§ Data records:

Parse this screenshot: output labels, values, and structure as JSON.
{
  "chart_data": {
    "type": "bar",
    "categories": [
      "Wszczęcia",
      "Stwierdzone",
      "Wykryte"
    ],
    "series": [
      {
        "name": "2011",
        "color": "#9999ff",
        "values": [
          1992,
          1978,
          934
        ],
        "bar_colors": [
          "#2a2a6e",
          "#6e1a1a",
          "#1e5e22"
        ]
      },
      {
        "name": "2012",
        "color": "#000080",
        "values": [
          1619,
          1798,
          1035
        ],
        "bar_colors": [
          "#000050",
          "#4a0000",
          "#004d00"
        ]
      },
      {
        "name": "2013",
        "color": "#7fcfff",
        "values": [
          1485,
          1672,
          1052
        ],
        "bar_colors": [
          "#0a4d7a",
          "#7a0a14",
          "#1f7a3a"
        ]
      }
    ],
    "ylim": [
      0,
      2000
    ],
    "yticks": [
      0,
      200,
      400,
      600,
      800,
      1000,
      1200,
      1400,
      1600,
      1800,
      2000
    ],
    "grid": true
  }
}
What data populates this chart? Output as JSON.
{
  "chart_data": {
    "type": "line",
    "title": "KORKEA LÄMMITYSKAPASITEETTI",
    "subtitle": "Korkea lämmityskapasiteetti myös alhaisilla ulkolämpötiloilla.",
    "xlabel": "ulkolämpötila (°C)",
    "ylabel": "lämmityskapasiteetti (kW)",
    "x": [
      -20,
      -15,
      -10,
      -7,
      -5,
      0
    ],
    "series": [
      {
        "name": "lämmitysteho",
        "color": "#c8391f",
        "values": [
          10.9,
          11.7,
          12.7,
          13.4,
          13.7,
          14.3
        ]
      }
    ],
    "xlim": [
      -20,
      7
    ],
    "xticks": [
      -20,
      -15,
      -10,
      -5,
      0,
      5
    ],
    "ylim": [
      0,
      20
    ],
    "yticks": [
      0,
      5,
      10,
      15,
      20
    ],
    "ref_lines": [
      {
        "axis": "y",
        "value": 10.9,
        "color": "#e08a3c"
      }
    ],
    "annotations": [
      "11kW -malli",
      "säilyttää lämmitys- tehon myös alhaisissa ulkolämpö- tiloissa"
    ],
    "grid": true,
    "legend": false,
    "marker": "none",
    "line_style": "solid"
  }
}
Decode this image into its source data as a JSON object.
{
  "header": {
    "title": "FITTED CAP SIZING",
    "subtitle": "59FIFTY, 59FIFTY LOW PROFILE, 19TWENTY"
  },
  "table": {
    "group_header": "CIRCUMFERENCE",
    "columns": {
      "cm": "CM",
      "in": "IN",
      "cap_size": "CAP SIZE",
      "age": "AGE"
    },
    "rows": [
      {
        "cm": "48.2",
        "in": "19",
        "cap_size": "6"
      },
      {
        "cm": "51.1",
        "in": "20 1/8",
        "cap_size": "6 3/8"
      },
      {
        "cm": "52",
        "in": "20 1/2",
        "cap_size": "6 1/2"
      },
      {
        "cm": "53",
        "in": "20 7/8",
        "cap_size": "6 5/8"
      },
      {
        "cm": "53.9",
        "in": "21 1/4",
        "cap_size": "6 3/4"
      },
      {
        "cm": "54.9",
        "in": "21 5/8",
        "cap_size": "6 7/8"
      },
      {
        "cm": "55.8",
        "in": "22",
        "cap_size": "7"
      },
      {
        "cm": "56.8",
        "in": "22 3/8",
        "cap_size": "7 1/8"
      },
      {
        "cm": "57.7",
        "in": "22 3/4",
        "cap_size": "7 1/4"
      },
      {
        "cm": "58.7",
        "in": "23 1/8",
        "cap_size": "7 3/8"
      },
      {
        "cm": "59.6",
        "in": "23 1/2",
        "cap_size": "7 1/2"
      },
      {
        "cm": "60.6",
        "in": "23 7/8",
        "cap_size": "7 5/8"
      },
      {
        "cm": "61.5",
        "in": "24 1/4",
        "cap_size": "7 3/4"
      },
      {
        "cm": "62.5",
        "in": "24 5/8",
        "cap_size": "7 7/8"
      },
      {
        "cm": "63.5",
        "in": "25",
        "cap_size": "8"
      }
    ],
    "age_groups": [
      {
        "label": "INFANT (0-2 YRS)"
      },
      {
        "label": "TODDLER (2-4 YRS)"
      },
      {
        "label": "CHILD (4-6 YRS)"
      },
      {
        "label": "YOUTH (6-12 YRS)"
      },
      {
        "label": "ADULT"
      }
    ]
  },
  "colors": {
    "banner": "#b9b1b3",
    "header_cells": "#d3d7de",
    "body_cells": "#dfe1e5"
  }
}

§ Your task: From the records above, report the count of lines containing "JSON" and nothing more.

§ Written response: 3